RECORDS SUPPLIED:
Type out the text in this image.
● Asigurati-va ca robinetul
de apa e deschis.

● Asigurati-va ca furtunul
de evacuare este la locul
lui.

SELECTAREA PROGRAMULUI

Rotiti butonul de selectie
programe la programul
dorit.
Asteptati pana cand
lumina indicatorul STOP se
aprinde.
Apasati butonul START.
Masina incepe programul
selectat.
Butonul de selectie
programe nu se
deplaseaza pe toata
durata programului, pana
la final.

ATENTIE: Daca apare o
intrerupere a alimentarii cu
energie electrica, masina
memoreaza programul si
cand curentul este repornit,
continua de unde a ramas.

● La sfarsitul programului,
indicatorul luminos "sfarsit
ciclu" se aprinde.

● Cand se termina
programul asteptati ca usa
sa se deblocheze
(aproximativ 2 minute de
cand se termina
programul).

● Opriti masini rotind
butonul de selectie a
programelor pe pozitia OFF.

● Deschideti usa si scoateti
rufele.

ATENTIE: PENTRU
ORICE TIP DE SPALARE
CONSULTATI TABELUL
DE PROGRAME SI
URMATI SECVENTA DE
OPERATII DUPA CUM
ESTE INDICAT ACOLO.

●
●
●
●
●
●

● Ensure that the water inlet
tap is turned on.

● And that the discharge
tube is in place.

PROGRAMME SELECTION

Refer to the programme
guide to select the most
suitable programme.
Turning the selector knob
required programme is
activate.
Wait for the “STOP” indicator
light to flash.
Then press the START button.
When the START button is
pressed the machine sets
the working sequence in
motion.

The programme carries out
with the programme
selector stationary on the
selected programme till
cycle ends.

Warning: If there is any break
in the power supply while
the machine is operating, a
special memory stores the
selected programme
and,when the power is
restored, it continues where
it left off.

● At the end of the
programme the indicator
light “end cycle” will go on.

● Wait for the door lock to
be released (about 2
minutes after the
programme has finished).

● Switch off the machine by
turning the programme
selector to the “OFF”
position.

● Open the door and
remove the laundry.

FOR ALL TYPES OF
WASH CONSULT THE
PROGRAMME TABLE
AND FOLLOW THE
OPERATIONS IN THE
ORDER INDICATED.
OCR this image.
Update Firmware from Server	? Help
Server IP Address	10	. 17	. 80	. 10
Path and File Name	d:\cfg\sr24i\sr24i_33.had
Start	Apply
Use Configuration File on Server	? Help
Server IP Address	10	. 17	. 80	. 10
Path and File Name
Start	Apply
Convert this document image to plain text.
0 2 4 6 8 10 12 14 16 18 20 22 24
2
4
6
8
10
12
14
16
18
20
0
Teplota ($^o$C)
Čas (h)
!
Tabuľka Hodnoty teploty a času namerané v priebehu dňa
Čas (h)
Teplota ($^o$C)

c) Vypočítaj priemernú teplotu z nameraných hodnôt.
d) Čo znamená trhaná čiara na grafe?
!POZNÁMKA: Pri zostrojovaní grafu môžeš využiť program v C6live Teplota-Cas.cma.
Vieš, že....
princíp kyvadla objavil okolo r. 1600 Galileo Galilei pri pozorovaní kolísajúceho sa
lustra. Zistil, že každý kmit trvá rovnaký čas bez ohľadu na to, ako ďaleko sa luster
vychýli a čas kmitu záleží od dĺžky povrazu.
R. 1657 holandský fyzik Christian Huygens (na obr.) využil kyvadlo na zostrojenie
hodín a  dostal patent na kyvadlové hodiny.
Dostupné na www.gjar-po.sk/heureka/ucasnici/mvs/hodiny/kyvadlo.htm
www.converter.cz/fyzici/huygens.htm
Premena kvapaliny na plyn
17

WORK TO COMPLETE:
Identify and copy the lines holding the word "machine".

WRITTEN SOLUTION:
pressed the machine sets
the machine is operating, a
● Switch off the machine by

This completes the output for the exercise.